Stored records:
........

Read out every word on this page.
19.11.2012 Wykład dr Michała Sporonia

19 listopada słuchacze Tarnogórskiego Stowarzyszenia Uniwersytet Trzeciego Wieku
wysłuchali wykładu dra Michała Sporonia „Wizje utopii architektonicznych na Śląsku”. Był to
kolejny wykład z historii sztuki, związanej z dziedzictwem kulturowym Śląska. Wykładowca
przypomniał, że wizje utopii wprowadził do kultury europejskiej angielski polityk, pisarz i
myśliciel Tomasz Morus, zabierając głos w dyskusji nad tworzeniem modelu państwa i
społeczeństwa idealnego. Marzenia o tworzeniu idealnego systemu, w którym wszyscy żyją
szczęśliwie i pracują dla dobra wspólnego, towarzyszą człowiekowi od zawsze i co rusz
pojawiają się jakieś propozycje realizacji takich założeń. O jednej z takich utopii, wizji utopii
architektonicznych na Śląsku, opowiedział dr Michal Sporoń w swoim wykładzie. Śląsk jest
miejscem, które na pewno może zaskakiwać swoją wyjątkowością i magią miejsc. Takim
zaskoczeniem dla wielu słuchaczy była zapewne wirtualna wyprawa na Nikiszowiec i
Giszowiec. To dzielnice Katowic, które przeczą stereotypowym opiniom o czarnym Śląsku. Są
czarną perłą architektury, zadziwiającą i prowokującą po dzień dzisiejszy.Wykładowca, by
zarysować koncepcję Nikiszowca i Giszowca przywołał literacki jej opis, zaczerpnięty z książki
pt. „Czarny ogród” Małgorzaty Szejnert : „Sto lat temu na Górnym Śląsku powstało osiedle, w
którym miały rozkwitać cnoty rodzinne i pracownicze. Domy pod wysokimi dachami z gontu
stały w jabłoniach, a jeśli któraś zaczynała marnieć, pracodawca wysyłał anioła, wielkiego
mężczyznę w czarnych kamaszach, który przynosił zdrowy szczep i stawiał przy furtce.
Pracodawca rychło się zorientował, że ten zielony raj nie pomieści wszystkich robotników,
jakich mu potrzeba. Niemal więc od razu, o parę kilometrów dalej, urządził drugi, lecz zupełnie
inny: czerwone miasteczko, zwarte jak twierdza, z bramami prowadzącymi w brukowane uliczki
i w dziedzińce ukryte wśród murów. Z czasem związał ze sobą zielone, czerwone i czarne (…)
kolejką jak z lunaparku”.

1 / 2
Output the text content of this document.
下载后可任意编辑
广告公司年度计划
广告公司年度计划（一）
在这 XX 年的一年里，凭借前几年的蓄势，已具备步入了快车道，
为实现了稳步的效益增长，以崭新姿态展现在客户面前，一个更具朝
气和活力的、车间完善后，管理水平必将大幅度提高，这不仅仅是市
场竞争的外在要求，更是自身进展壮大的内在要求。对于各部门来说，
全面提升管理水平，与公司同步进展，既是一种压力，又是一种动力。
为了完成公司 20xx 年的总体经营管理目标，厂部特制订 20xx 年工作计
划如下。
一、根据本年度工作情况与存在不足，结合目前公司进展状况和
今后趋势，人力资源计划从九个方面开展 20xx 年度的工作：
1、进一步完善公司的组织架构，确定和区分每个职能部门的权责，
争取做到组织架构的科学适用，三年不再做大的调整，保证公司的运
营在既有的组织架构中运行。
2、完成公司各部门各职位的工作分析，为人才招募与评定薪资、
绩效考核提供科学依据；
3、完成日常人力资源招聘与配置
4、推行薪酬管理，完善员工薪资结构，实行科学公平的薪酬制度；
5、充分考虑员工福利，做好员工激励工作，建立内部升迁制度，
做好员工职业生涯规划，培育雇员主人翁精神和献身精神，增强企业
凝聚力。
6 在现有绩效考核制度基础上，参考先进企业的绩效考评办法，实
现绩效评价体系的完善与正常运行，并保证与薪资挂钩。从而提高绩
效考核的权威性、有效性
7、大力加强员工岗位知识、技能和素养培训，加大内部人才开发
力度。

........

## Challenge:
Each line in the material either holds the string "this" or does not. State how many do, and nothing else.

## The answer:
2